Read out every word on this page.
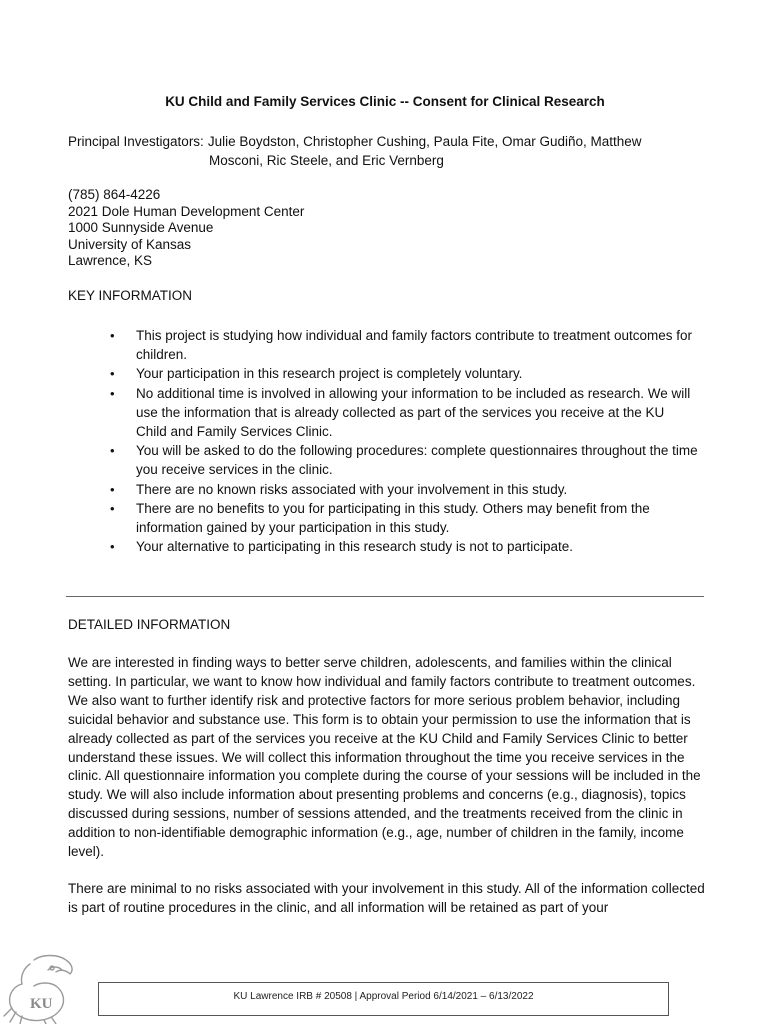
KU Child and Family Services Clinic -- Consent for Clinical Research
Principal Investigators: Julie Boydston, Christopher Cushing, Paula Fite, Omar Gudiño, Matthew
Mosconi, Ric Steele, and Eric Vernberg
(785) 864-4226
2021 Dole Human Development Center
1000 Sunnyside Avenue
University of Kansas
Lawrence, KS
KEY INFORMATION
• This project is studying how individual and family factors contribute to treatment outcomes for children.
• Your participation in this research project is completely voluntary.
• No additional time is involved in allowing your information to be included as research. We will use the information that is already collected as part of the services you receive at the KU Child and Family Services Clinic.
• You will be asked to do the following procedures: complete questionnaires throughout the time you receive services in the clinic.
• There are no known risks associated with your involvement in this study.
• There are no benefits to you for participating in this study. Others may benefit from the information gained by your participation in this study.
• Your alternative to participating in this research study is not to participate.
DETAILED INFORMATION
We are interested in finding ways to better serve children, adolescents, and families within the clinical setting. In particular, we want to know how individual and family factors contribute to treatment outcomes. We also want to further identify risk and protective factors for more serious problem behavior, including suicidal behavior and substance use. This form is to obtain your permission to use the information that is already collected as part of the services you receive at the KU Child and Family Services Clinic to better understand these issues. We will collect this information throughout the time you receive services in the clinic. All questionnaire information you complete during the course of your sessions will be included in the study. We will also include information about presenting problems and concerns (e.g., diagnosis), topics discussed during sessions, number of sessions attended, and the treatments received from the clinic in addition to non-identifiable demographic information (e.g., age, number of children in the family, income level).
There are minimal to no risks associated with your involvement in this study. All of the information collected is part of routine procedures in the clinic, and all information will be retained as part of your
KU	KU Lawrence IRB # 20508 | Approval Period 6/14/2021 – 6/13/2022
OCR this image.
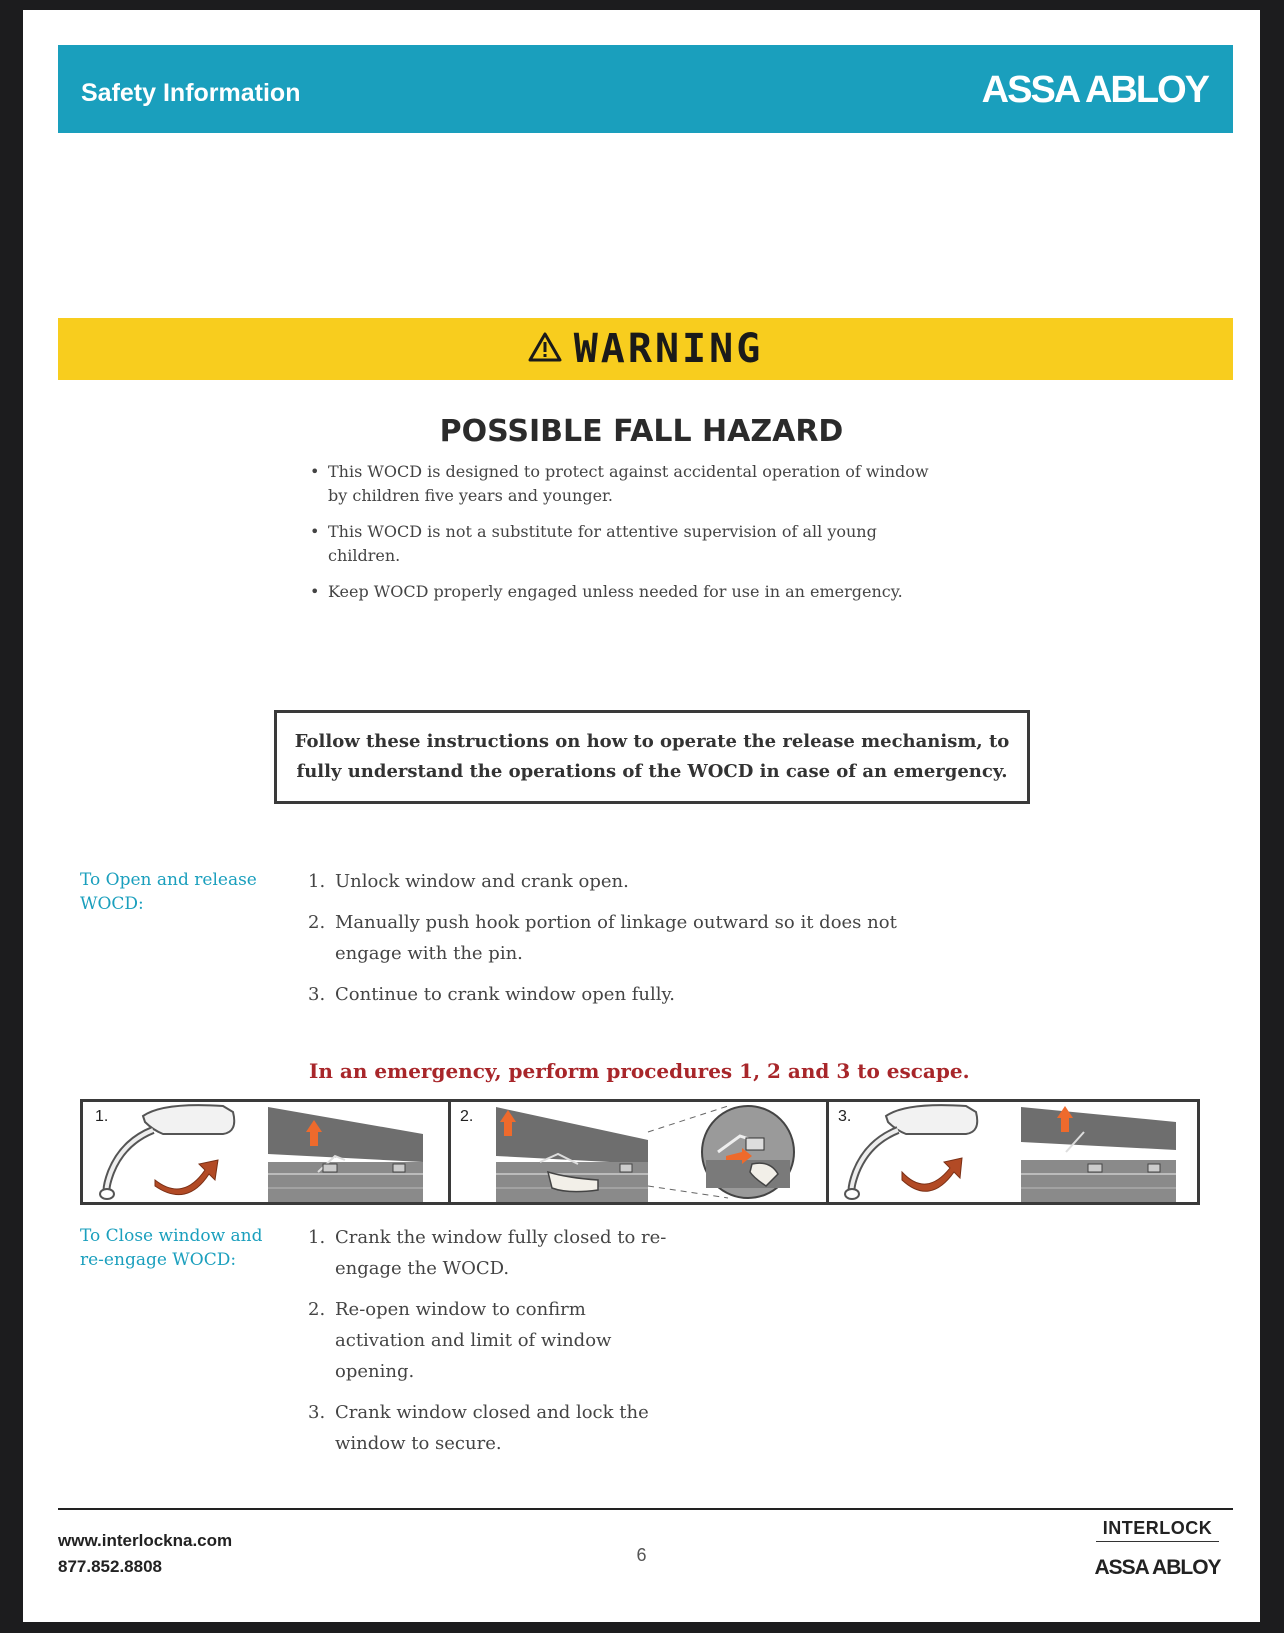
Safety Information	ASSA ABLOY
WARNING
POSSIBLE FALL HAZARD
• This WOCD is designed to protect against accidental operation of window by children five years and younger.
• This WOCD is not a substitute for attentive supervision of all young children.
• Keep WOCD properly engaged unless needed for use in an emergency.
Follow these instructions on how to operate the release mechanism, to fully understand the operations of the WOCD in case of an emergency.
To Open and release WOCD:
1. Unlock window and crank open.
2. Manually push hook portion of linkage outward so it does not engage with the pin.
3. Continue to crank window open fully.
In an emergency, perform procedures 1, 2 and 3 to escape.
1.	2.	3.
To Close window and re-engage WOCD:
1. Crank the window fully closed to re-engage the WOCD.
2. Re-open window to confirm activation and limit of window opening.
3. Crank window closed and lock the window to secure.
www.interlockna.com
877.852.8808
6
INTERLOCK
ASSA ABLOY
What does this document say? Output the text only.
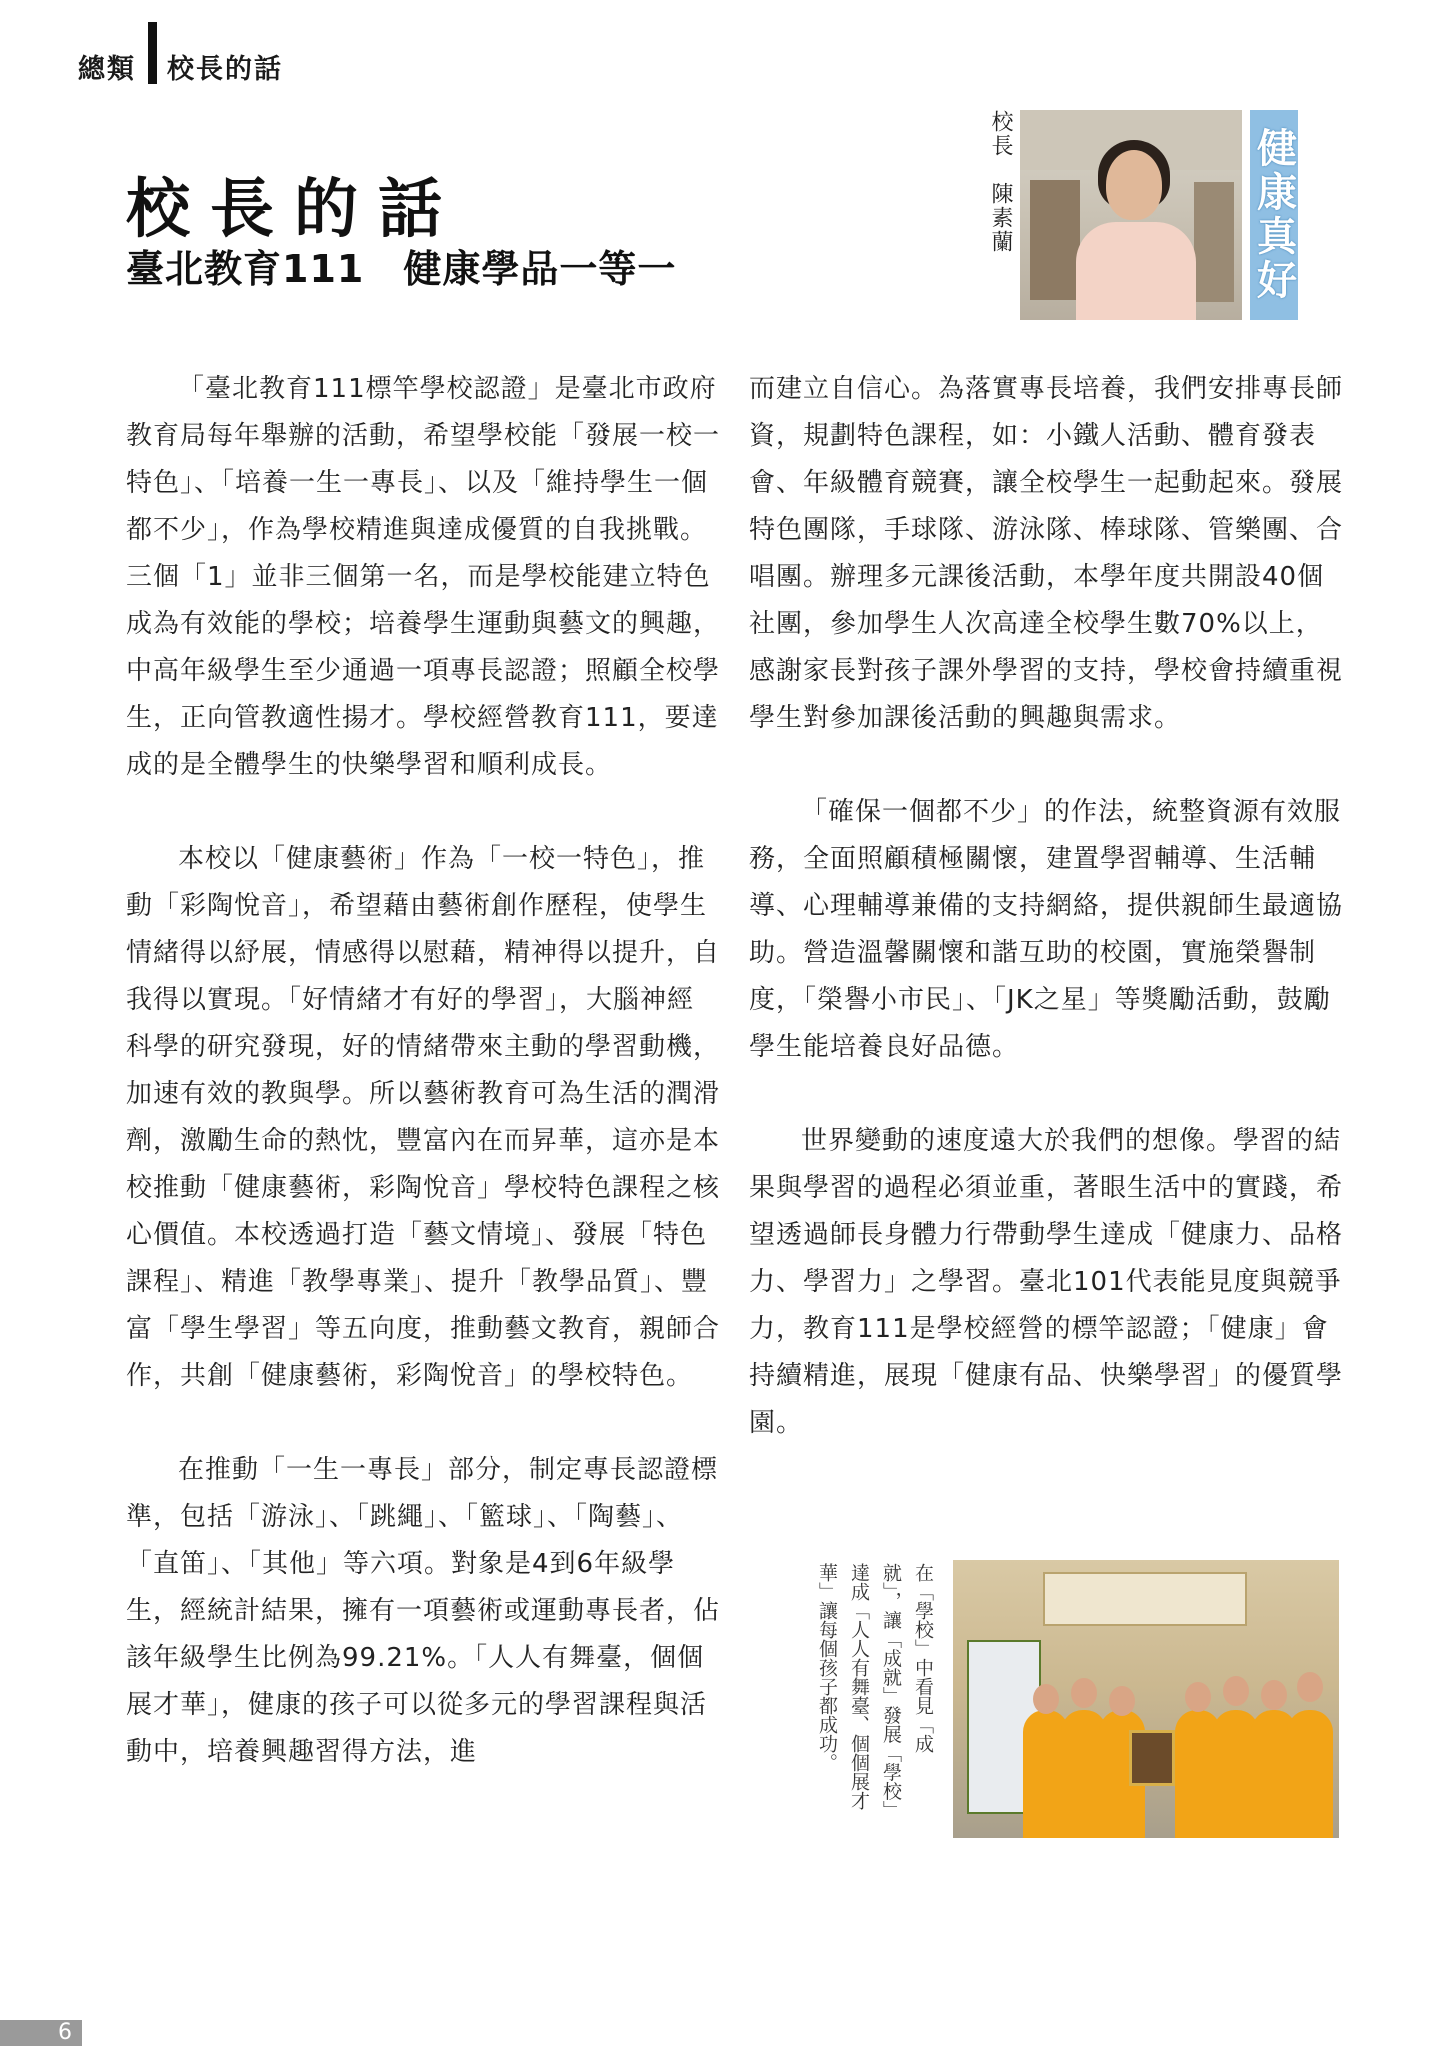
總類 校長的話
校長的話
臺北教育111　健康學品一等一
校長
陳素蘭	健康真好

「臺北教育111標竿學校認證」是臺北市政府教育局每年舉辦的活動，希望學校能「發展一校一特色」、「培養一生一專長」、以及「維持學生一個都不少」，作為學校精進與達成優質的自我挑戰。三個「1」並非三個第一名，而是學校能建立特色成為有效能的學校；培養學生運動與藝文的興趣，中高年級學生至少通過一項專長認證；照顧全校學生，正向管教適性揚才。學校經營教育111，要達成的是全體學生的快樂學習和順利成長。

本校以「健康藝術」作為「一校一特色」，推動「彩陶悅音」，希望藉由藝術創作歷程，使學生情緒得以紓展，情感得以慰藉，精神得以提升，自我得以實現。「好情緒才有好的學習」，大腦神經科學的研究發現，好的情緒帶來主動的學習動機，加速有效的教與學。所以藝術教育可為生活的潤滑劑，激勵生命的熱忱，豐富內在而昇華，這亦是本校推動「健康藝術，彩陶悅音」學校特色課程之核心價值。本校透過打造「藝文情境」、發展「特色課程」、精進「教學專業」、提升「教學品質」、豐富「學生學習」等五向度，推動藝文教育，親師合作，共創「健康藝術，彩陶悅音」的學校特色。

在推動「一生一專長」部分，制定專長認證標準，包括「游泳」、「跳繩」、「籃球」、「陶藝」、「直笛」、「其他」等六項。對象是4到6年級學生，經統計結果，擁有一項藝術或運動專長者，佔該年級學生比例為99.21%。「人人有舞臺，個個展才華」，健康的孩子可以從多元的學習課程與活動中，培養興趣習得方法，進

而建立自信心。為落實專長培養，我們安排專長師資，規劃特色課程，如：小鐵人活動、體育發表會、年級體育競賽，讓全校學生一起動起來。發展特色團隊，手球隊、游泳隊、棒球隊、管樂團、合唱團。辦理多元課後活動，本學年度共開設40個社團，參加學生人次高達全校學生數70%以上，感謝家長對孩子課外學習的支持，學校會持續重視學生對參加課後活動的興趣與需求。

「確保一個都不少」的作法，統整資源有效服務，全面照顧積極關懷，建置學習輔導、生活輔導、心理輔導兼備的支持網絡，提供親師生最適協助。營造溫馨關懷和諧互助的校園，實施榮譽制度，「榮譽小市民」、「JK之星」等獎勵活動，鼓勵學生能培養良好品德。

世界變動的速度遠大於我們的想像。學習的結果與學習的過程必須並重，著眼生活中的實踐，希望透過師長身體力行帶動學生達成「健康力、品格力、學習力」之學習。臺北101代表能見度與競爭力，教育111是學校經營的標竿認證；「健康」會持續精進，展現「健康有品、快樂學習」的優質學園。

在「學校」中看見「成
就」，讓「成就」發展「學校」
達成「人人有舞臺、個個展才
華」讓每個孩子都成功。
6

◆ **Instruction**:
In the entries above, find lines with "risks" and copy each.

◆ **Result for this exercise**:
• There are no known risks associated with your involvement in this study.
There are minimal to no risks associated with your involvement in this study. All of the information collected is part of routine procedures in the clinic, and all information will be retained as part of your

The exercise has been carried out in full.